[Begin]

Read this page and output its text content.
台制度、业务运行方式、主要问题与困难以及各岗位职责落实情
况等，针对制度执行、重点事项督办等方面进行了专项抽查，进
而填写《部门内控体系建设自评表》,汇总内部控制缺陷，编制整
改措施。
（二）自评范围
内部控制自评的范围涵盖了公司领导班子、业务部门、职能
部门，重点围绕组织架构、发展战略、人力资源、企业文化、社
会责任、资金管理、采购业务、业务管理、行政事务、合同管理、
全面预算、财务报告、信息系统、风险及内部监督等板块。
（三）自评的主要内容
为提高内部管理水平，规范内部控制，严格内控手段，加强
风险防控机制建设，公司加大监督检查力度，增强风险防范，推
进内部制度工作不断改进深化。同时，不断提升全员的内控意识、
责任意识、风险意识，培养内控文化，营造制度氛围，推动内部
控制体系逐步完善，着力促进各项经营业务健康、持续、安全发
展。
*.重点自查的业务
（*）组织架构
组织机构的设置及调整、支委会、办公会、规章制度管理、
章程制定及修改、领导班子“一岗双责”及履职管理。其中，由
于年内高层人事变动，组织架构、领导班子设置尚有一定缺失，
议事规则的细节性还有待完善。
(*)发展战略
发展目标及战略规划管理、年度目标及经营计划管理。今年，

[End]

### Set task:
Repeat the material above in full, quoting it exactly.

### Result for this task:
Read this page and output its text content.
台制度、业务运行方式、主要问题与困难以及各岗位职责落实情
况等，针对制度执行、重点事项督办等方面进行了专项抽查，进
而填写《部门内控体系建设自评表》,汇总内部控制缺陷，编制整
改措施。
（二）自评范围
内部控制自评的范围涵盖了公司领导班子、业务部门、职能
部门，重点围绕组织架构、发展战略、人力资源、企业文化、社
会责任、资金管理、采购业务、业务管理、行政事务、合同管理、
全面预算、财务报告、信息系统、风险及内部监督等板块。
（三）自评的主要内容
为提高内部管理水平，规范内部控制，严格内控手段，加强
风险防控机制建设，公司加大监督检查力度，增强风险防范，推
进内部制度工作不断改进深化。同时，不断提升全员的内控意识、
责任意识、风险意识，培养内控文化，营造制度氛围，推动内部
控制体系逐步完善，着力促进各项经营业务健康、持续、安全发
展。
*.重点自查的业务
（*）组织架构
组织机构的设置及调整、支委会、办公会、规章制度管理、
章程制定及修改、领导班子“一岗双责”及履职管理。其中，由
于年内高层人事变动，组织架构、领导班子设置尚有一定缺失，
议事规则的细节性还有待完善。
(*)发展战略
发展目标及战略规划管理、年度目标及经营计划管理。今年，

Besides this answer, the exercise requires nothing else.